WHAT YOU WILL DO: Gather every line below where "background" appears.

--- START OF DATA SECTION ---

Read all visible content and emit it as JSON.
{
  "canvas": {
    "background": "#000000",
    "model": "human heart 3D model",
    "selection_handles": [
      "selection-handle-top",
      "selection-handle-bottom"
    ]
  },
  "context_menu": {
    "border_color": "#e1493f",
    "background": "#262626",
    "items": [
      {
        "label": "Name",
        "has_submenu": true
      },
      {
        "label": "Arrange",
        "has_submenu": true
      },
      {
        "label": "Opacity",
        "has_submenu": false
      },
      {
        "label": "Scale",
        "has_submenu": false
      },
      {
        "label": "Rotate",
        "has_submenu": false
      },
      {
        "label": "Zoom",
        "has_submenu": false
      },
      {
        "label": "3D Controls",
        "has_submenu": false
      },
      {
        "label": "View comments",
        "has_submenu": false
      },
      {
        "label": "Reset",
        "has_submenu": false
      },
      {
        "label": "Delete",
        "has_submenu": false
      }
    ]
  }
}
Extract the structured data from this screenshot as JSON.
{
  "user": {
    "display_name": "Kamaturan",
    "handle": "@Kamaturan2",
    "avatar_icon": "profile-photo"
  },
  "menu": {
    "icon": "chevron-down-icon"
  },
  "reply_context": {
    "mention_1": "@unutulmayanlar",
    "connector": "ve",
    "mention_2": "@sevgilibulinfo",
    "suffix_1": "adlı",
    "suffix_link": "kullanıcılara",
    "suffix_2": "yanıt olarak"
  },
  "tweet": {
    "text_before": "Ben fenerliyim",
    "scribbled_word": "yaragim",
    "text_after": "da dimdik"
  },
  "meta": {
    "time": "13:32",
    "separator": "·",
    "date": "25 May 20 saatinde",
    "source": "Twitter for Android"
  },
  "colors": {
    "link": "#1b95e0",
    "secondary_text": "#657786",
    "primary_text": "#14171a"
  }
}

--- END OF DATA SECTION ---

WORKED SOLUTION:
    "background": "#000000",
    "background": "#262626",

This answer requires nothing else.